**Exercise**
Show every line below where "muqueux" can be found.

######

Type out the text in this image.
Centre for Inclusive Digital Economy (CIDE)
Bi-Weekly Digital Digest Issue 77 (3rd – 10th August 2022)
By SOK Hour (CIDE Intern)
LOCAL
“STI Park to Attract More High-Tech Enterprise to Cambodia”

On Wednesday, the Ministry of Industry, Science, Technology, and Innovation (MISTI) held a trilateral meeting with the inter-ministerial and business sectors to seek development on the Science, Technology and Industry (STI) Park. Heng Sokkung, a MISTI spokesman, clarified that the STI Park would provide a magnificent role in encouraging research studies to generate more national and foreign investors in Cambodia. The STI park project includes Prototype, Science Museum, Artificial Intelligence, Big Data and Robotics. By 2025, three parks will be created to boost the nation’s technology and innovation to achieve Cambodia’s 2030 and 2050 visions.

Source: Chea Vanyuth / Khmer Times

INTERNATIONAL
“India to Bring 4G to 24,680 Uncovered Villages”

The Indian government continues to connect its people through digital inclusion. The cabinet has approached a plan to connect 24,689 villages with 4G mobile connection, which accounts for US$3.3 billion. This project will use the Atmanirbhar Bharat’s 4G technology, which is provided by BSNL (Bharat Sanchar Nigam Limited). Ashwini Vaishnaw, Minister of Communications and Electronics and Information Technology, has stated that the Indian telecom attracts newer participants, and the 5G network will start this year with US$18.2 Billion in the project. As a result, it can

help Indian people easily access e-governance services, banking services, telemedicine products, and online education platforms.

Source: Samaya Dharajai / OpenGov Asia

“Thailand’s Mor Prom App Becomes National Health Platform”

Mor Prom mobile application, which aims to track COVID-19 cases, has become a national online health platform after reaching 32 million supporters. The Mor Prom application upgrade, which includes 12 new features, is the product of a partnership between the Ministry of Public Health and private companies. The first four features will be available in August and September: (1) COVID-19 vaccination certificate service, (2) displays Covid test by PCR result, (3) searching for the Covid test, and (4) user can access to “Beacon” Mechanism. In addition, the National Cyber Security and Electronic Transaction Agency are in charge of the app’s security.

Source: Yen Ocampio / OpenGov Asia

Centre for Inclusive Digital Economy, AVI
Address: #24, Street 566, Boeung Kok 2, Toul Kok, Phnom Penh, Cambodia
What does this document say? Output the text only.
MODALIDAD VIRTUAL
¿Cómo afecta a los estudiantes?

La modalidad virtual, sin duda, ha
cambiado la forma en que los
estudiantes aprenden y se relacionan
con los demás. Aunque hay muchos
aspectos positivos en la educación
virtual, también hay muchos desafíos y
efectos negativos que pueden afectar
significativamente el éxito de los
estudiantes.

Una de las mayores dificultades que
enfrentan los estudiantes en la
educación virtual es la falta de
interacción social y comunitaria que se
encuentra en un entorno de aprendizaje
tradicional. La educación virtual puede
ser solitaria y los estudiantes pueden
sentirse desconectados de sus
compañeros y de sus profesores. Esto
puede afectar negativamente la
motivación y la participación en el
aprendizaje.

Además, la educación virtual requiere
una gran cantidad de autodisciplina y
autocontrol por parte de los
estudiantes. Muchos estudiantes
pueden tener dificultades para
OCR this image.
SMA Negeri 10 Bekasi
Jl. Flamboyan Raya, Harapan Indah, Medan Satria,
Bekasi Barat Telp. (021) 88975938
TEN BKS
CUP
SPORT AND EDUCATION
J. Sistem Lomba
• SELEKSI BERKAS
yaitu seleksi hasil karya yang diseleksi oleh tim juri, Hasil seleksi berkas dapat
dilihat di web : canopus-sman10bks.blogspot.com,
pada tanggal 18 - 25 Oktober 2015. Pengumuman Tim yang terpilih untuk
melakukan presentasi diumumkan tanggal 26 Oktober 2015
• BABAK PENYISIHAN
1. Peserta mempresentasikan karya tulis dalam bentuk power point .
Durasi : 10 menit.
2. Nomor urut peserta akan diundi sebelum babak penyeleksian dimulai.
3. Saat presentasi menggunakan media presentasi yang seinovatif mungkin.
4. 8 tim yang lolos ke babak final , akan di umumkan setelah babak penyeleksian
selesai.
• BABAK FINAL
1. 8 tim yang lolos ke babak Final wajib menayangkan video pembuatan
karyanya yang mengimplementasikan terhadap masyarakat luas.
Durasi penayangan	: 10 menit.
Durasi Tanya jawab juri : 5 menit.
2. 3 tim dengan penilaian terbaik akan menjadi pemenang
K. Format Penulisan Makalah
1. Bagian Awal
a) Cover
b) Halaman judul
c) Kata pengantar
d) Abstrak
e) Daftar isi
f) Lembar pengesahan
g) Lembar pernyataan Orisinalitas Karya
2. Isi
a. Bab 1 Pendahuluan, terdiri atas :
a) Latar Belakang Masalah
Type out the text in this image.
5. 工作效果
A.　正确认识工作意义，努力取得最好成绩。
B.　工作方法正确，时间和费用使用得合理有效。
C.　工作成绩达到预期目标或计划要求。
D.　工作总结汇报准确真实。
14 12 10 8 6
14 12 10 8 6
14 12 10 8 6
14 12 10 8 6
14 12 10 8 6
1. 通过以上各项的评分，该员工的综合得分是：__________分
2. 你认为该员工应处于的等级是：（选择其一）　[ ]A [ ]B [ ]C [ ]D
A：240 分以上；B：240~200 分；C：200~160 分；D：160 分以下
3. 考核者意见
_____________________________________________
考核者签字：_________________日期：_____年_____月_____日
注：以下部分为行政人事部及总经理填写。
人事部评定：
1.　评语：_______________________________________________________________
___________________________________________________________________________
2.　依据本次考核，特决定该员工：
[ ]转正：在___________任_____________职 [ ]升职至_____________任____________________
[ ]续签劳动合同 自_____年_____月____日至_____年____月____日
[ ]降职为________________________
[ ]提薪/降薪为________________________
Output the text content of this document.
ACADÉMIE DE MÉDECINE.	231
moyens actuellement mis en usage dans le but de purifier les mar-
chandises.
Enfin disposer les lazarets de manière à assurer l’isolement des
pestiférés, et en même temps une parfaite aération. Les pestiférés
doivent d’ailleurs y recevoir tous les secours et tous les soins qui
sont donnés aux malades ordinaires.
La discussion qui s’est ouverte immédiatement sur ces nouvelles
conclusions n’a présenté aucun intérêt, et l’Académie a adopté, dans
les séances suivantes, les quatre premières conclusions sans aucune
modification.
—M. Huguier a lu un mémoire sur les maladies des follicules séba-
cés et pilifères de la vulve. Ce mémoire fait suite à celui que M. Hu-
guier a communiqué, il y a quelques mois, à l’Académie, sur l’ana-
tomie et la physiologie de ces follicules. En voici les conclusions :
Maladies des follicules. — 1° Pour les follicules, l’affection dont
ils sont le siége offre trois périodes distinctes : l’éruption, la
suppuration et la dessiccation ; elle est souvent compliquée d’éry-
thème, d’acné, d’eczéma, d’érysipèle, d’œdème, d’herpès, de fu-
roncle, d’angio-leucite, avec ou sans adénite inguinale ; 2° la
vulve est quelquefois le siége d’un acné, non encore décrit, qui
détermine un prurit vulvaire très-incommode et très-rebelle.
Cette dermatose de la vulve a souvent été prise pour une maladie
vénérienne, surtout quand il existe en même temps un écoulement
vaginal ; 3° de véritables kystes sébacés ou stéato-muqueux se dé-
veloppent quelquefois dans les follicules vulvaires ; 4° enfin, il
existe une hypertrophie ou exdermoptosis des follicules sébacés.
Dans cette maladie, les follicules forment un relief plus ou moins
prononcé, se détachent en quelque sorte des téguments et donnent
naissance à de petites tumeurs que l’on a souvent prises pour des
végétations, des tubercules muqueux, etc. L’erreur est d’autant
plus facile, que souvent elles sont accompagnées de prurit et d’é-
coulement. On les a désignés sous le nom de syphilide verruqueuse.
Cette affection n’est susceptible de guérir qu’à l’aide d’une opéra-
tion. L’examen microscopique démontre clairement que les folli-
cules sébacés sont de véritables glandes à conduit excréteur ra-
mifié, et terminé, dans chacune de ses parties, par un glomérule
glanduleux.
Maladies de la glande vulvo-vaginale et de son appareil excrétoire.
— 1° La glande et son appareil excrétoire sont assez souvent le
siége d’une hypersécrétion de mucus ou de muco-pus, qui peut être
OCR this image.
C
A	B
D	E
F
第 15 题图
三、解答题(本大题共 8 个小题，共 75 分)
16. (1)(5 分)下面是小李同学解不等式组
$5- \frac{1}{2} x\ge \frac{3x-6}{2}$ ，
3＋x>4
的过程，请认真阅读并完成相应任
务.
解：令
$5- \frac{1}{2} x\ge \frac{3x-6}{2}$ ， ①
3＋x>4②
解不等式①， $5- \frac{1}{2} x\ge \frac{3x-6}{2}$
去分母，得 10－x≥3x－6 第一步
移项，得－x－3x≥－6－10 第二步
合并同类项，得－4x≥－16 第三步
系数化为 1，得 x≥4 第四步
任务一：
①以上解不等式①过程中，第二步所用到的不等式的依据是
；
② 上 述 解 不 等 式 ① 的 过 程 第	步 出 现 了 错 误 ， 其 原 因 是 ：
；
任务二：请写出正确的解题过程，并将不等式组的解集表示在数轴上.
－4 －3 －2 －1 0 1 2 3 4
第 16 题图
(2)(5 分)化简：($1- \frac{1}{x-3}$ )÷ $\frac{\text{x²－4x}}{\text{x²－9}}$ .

######

**Full output**
vaginal ; 3° de véritables kystes sébacés ou stéato-muqueux se dé-
végétations, des tubercules muqueux, etc. L’erreur est d’autant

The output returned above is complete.